_Problem requirements_
Below is a block of records. Copy every line in it that contains the word "JSON".

_Data shown_
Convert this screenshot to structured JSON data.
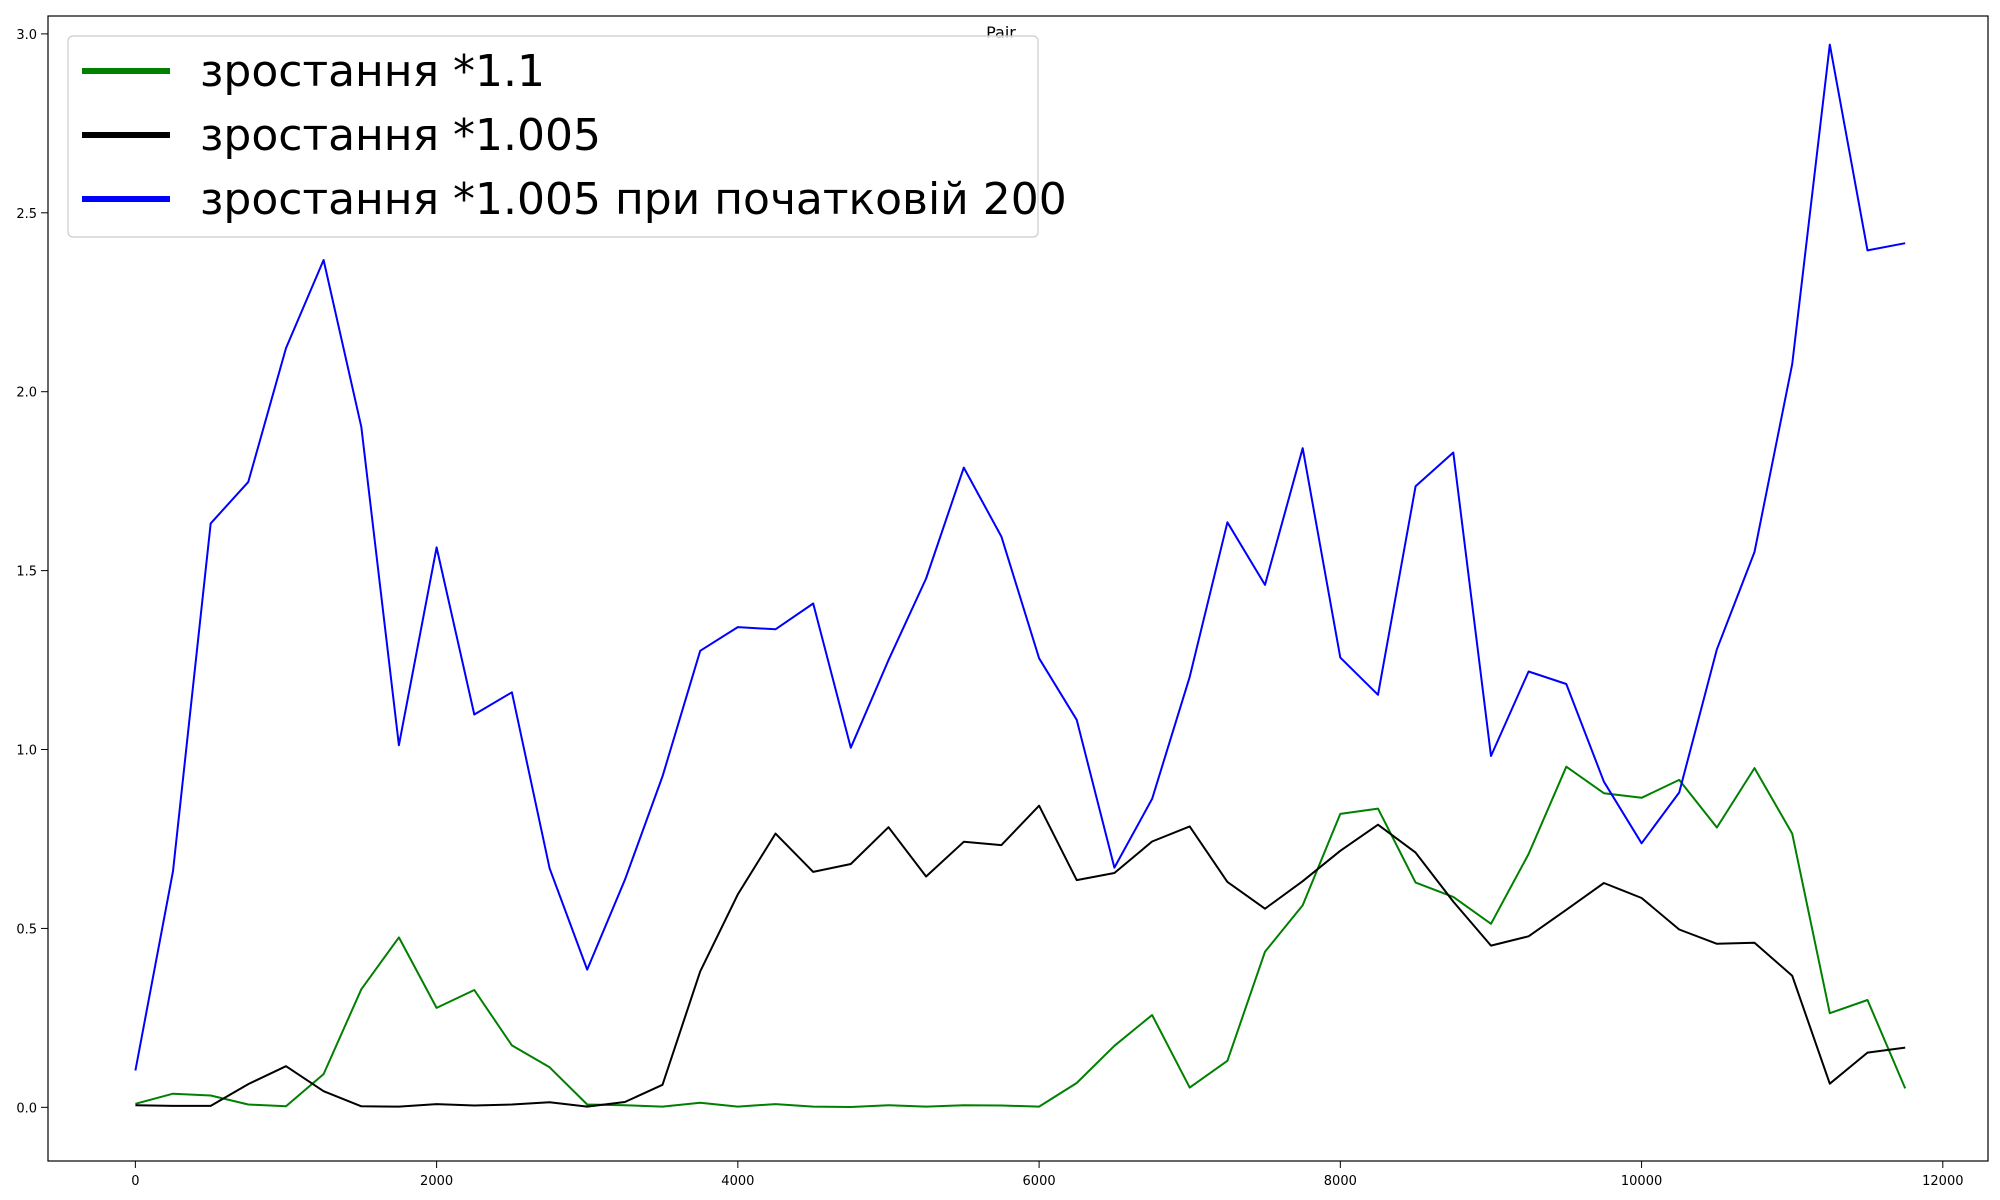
{
  "chart_data": {
    "type": "line",
    "title": "Pair",
    "xlabel": "",
    "ylabel": "",
    "xlim": [
      -580,
      12300
    ],
    "ylim": [
      -0.15,
      3.05
    ],
    "xticks": [
      0,
      2000,
      4000,
      6000,
      8000,
      10000,
      12000
    ],
    "xtick_labels": [
      "0",
      "2000",
      "4000",
      "6000",
      "8000",
      "10000",
      "12000"
    ],
    "yticks": [
      0.0,
      0.5,
      1.0,
      1.5,
      2.0,
      2.5,
      3.0
    ],
    "ytick_labels": [
      "0.0",
      "0.5",
      "1.0",
      "1.5",
      "2.0",
      "2.5",
      "3.0"
    ],
    "grid": false,
    "legend_position": "top-left",
    "x": [
      0,
      250,
      500,
      750,
      1000,
      1250,
      1500,
      1750,
      2000,
      2250,
      2500,
      2750,
      3000,
      3250,
      3500,
      3750,
      4000,
      4250,
      4500,
      4750,
      5000,
      5250,
      5500,
      5750,
      6000,
      6250,
      6500,
      6750,
      7000,
      7250,
      7500,
      7750,
      8000,
      8250,
      8500,
      8750,
      9000,
      9250,
      9500,
      9750,
      10000,
      10250,
      10500,
      10750,
      11000,
      11250,
      11500,
      11750
    ],
    "series": [
      {
        "name": "зростання *1.1",
        "color": "#008000",
        "values": [
          0.01,
          0.038,
          0.033,
          0.008,
          0.003,
          0.093,
          0.33,
          0.475,
          0.278,
          0.328,
          0.173,
          0.112,
          0.008,
          0.006,
          0.002,
          0.013,
          0.002,
          0.009,
          0.002,
          0.001,
          0.006,
          0.002,
          0.006,
          0.005,
          0.002,
          0.068,
          0.172,
          0.258,
          0.055,
          0.13,
          0.435,
          0.565,
          0.82,
          0.835,
          0.628,
          0.588,
          0.513,
          0.708,
          0.952,
          0.878,
          0.865,
          0.915,
          0.782,
          0.948,
          0.765,
          0.263,
          0.3,
          0.053
        ]
      },
      {
        "name": "зростання *1.005",
        "color": "#000000",
        "values": [
          0.006,
          0.004,
          0.004,
          0.065,
          0.115,
          0.045,
          0.003,
          0.002,
          0.009,
          0.005,
          0.008,
          0.014,
          0.002,
          0.015,
          0.063,
          0.38,
          0.595,
          0.765,
          0.658,
          0.68,
          0.783,
          0.645,
          0.742,
          0.733,
          0.843,
          0.635,
          0.655,
          0.743,
          0.785,
          0.63,
          0.555,
          0.632,
          0.717,
          0.79,
          0.712,
          0.575,
          0.452,
          0.478,
          0.552,
          0.627,
          0.585,
          0.497,
          0.457,
          0.46,
          0.368,
          0.066,
          0.153,
          0.167
        ]
      },
      {
        "name": "зростання *1.005 при початковій 200",
        "color": "#0000ff",
        "values": [
          0.103,
          0.66,
          1.632,
          1.748,
          2.122,
          2.368,
          1.902,
          1.012,
          1.565,
          1.098,
          1.16,
          0.668,
          0.385,
          0.636,
          0.925,
          1.276,
          1.342,
          1.336,
          1.408,
          1.005,
          1.25,
          1.478,
          1.788,
          1.595,
          1.255,
          1.083,
          0.67,
          0.862,
          1.203,
          1.635,
          1.46,
          1.842,
          1.257,
          1.153,
          1.736,
          1.83,
          0.982,
          1.218,
          1.183,
          0.91,
          0.738,
          0.88,
          1.28,
          1.552,
          2.077,
          2.97,
          2.395,
          2.415
        ]
      }
    ]
  }
}
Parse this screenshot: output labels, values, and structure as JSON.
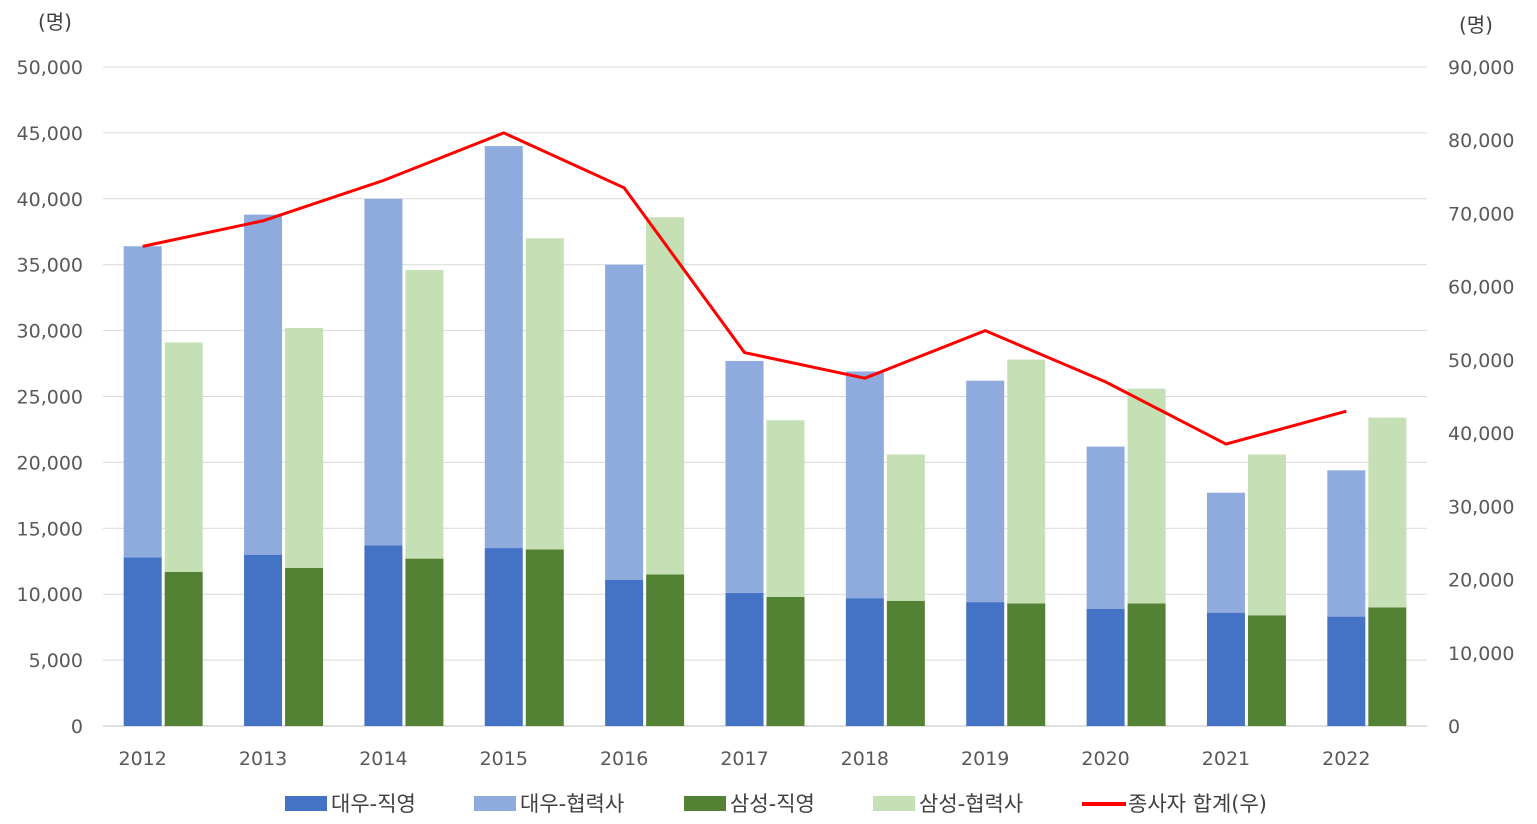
{
  "chart_data": {
    "type": "bar",
    "stacked": true,
    "categories": [
      "2012",
      "2013",
      "2014",
      "2015",
      "2016",
      "2017",
      "2018",
      "2019",
      "2020",
      "2021",
      "2022"
    ],
    "groups": [
      "대우",
      "삼성"
    ],
    "series": [
      {
        "name": "대우-직영",
        "group": "대우",
        "color": "#4472C4",
        "values": [
          12800,
          13000,
          13700,
          13500,
          11100,
          10100,
          9700,
          9400,
          8900,
          8600,
          8300
        ]
      },
      {
        "name": "대우-협력사",
        "group": "대우",
        "color": "#8FAADC",
        "values": [
          23600,
          25800,
          26300,
          30500,
          23900,
          17600,
          17200,
          16800,
          12300,
          9100,
          11100
        ]
      },
      {
        "name": "삼성-직영",
        "group": "삼성",
        "color": "#548235",
        "values": [
          11700,
          12000,
          12700,
          13400,
          11500,
          9800,
          9500,
          9300,
          9300,
          8400,
          9000
        ]
      },
      {
        "name": "삼성-협력사",
        "group": "삼성",
        "color": "#C5E0B4",
        "values": [
          17400,
          18200,
          21900,
          23600,
          27100,
          13400,
          11100,
          18500,
          16300,
          12200,
          14400
        ]
      }
    ],
    "line_series": {
      "name": "종사자 합계(우)",
      "axis": "right",
      "color": "#FF0000",
      "values": [
        65500,
        69000,
        74500,
        81000,
        73500,
        51000,
        47500,
        54000,
        47000,
        38500,
        43000
      ]
    },
    "y_left": {
      "unit": "(명)",
      "min": 0,
      "max": 50000,
      "step": 5000,
      "tick_labels": [
        "0",
        "5,000",
        "10,000",
        "15,000",
        "20,000",
        "25,000",
        "30,000",
        "35,000",
        "40,000",
        "45,000",
        "50,000"
      ]
    },
    "y_right": {
      "unit": "(명)",
      "min": 0,
      "max": 90000,
      "step": 10000,
      "tick_labels": [
        "0",
        "10,000",
        "20,000",
        "30,000",
        "40,000",
        "50,000",
        "60,000",
        "70,000",
        "80,000",
        "90,000"
      ]
    },
    "grid": true,
    "legend": {
      "position": "bottom",
      "items": [
        "대우-직영",
        "대우-협력사",
        "삼성-직영",
        "삼성-협력사",
        "종사자 합계(우)"
      ]
    }
  }
}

_Result_
Convert this screenshot to structured JSON data.
Parse this screenshot: output labels, values, and structure as JSON.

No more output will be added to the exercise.